— start —
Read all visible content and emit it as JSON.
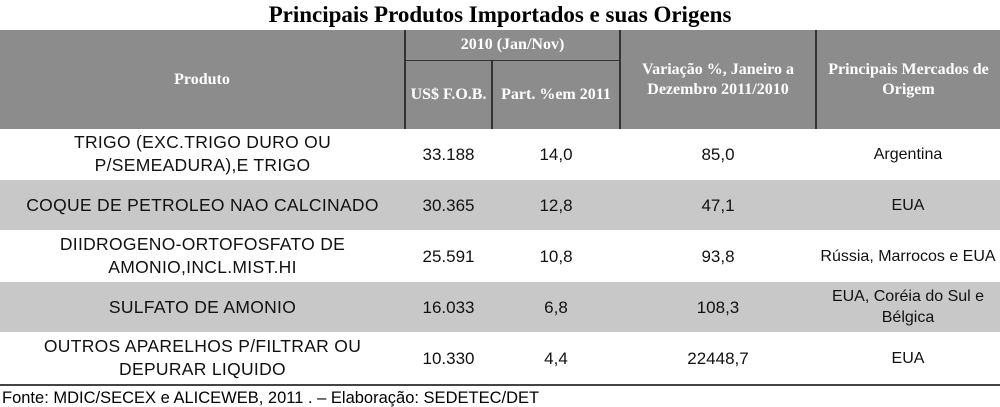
{
  "title": "Principais Produtos Importados e suas Origens",
  "table": {
    "header": {
      "product": "Produto",
      "group": "2010 (Jan/Nov)",
      "fob": "US$ F.O.B.",
      "share": "Part. %em 2011",
      "variation": "Variação %, Janeiro a Dezembro 2011/2010",
      "markets": "Principais Mercados de Origem"
    },
    "rows": [
      [
        "TRIGO (EXC.TRIGO DURO OU P/SEMEADURA),E TRIGO",
        "33.188",
        "14,0",
        "85,0",
        "Argentina"
      ],
      [
        "COQUE DE PETROLEO NAO CALCINADO",
        "30.365",
        "12,8",
        "47,1",
        "EUA"
      ],
      [
        "DIIDROGENO-ORTOFOSFATO DE AMONIO,INCL.MIST.HI",
        "25.591",
        "10,8",
        "93,8",
        "Rússia, Marrocos e EUA"
      ],
      [
        "SULFATO DE AMONIO",
        "16.033",
        "6,8",
        "108,3",
        "EUA, Coréia do Sul e Bélgica"
      ],
      [
        "OUTROS APARELHOS P/FILTRAR OU DEPURAR LIQUIDO",
        "10.330",
        "4,4",
        "22448,7",
        "EUA"
      ]
    ]
  },
  "footer": "Fonte: MDIC/SECEX e ALICEWEB, 2011 . – Elaboração: SEDETEC/DET"
}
— end —
▶ **WORK INSTRUCTIONS**: Search the data for the word "AMONIO" and copy each line where it appears.

▶ **SOLUTION BELOW**:
        "DIIDROGENO-ORTOFOSFATO DE AMONIO,INCL.MIST.HI",
        "SULFATO DE AMONIO",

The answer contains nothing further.